Select the lines that contain "label" and copy each of them.

→ **Stored entries**:
-- begin --

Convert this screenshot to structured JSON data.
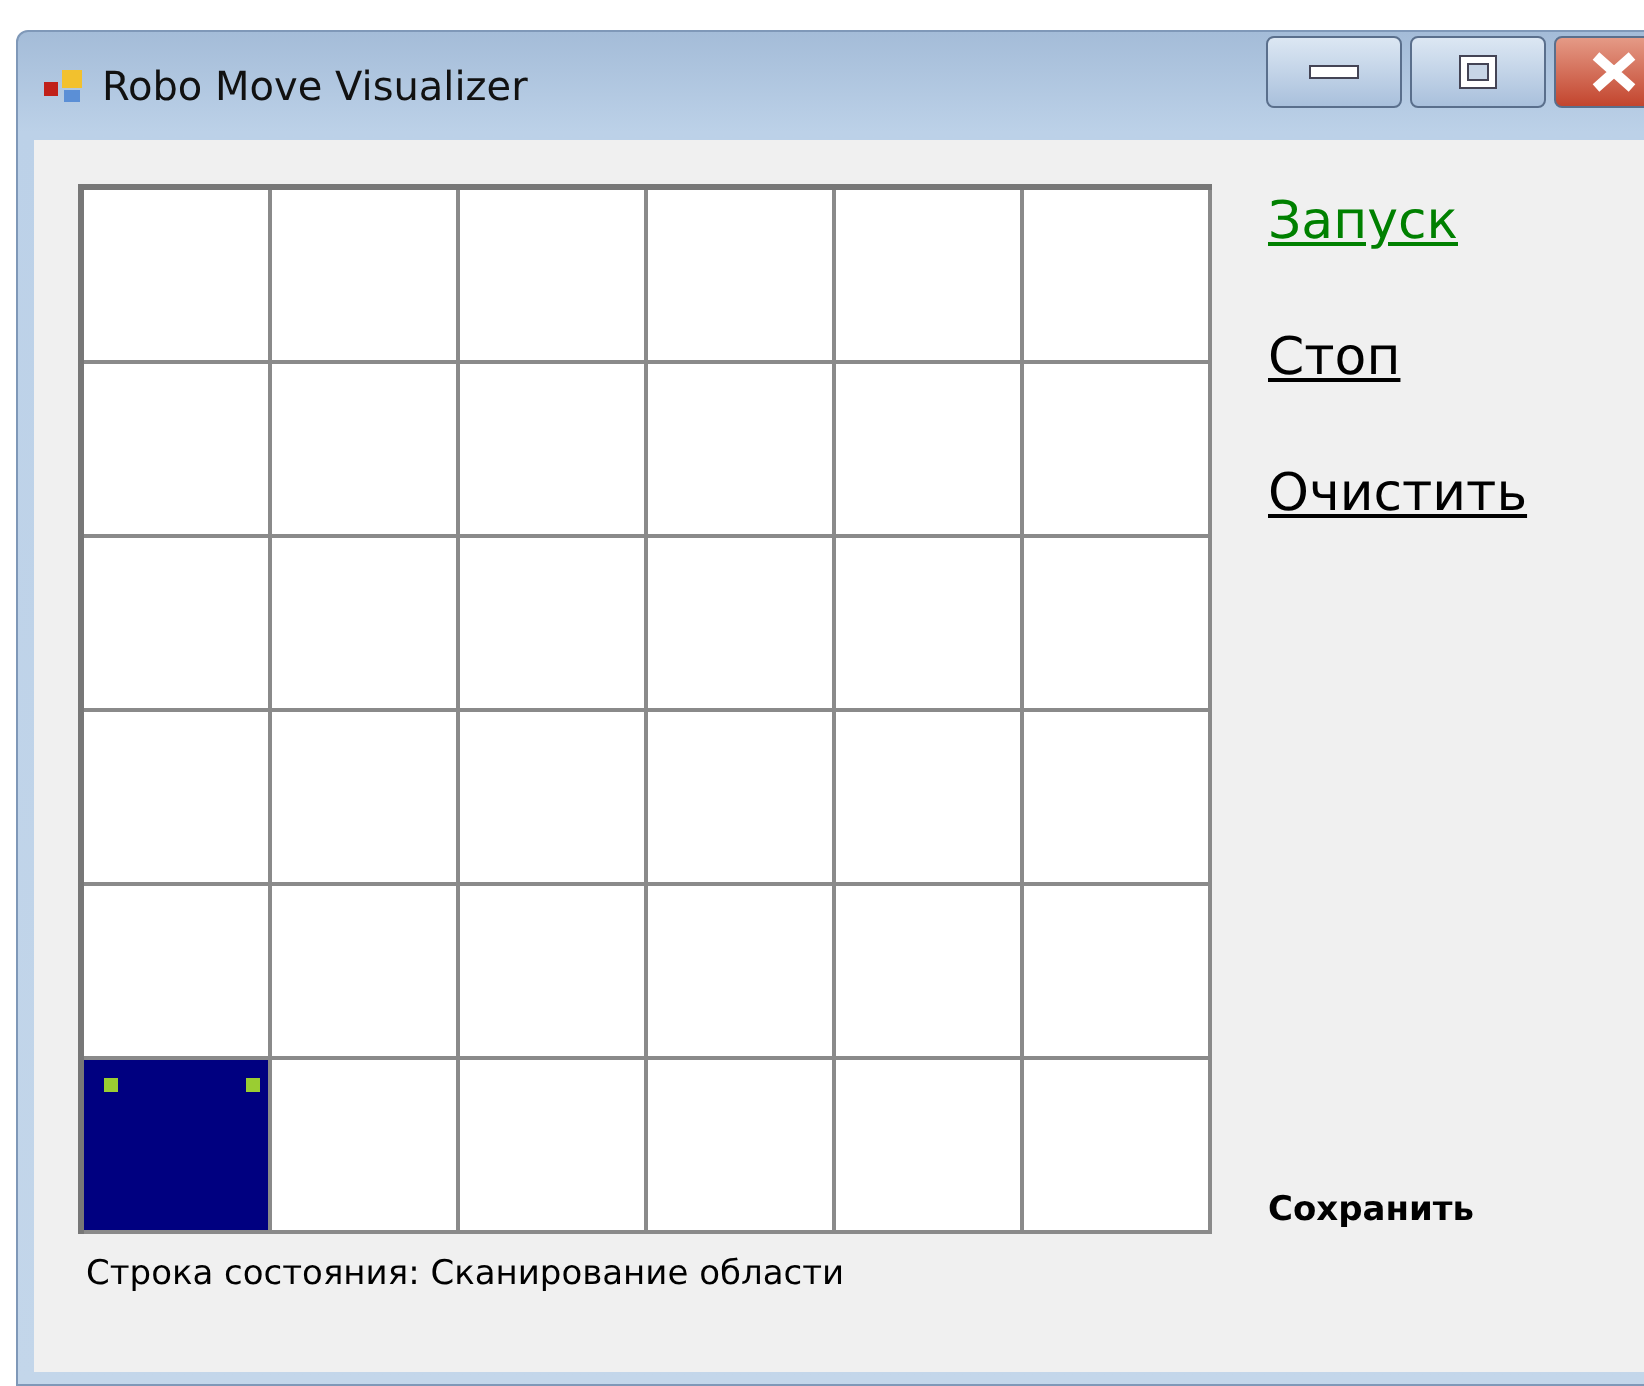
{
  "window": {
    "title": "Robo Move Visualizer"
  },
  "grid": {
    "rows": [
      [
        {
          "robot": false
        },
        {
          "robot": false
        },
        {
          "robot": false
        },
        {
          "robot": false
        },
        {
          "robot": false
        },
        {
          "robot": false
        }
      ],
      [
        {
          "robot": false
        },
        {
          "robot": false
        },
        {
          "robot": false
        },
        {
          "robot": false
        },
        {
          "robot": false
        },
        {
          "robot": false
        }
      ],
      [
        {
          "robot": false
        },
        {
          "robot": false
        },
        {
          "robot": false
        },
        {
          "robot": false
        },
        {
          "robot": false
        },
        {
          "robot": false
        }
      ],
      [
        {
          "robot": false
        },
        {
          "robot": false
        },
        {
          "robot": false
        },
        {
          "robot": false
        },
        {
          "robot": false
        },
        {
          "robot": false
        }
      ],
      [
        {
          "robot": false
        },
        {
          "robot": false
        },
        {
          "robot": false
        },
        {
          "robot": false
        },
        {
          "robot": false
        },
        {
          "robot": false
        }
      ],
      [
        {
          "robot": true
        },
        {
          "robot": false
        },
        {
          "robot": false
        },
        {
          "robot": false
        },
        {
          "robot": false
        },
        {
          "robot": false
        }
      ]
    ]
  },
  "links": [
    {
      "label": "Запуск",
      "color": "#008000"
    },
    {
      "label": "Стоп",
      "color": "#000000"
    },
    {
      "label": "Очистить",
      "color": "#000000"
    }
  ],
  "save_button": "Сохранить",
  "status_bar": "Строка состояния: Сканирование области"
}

-- end --

→ **Solved problem**:
      "label": "Запуск",
      "label": "Стоп",
      "label": "Очистить",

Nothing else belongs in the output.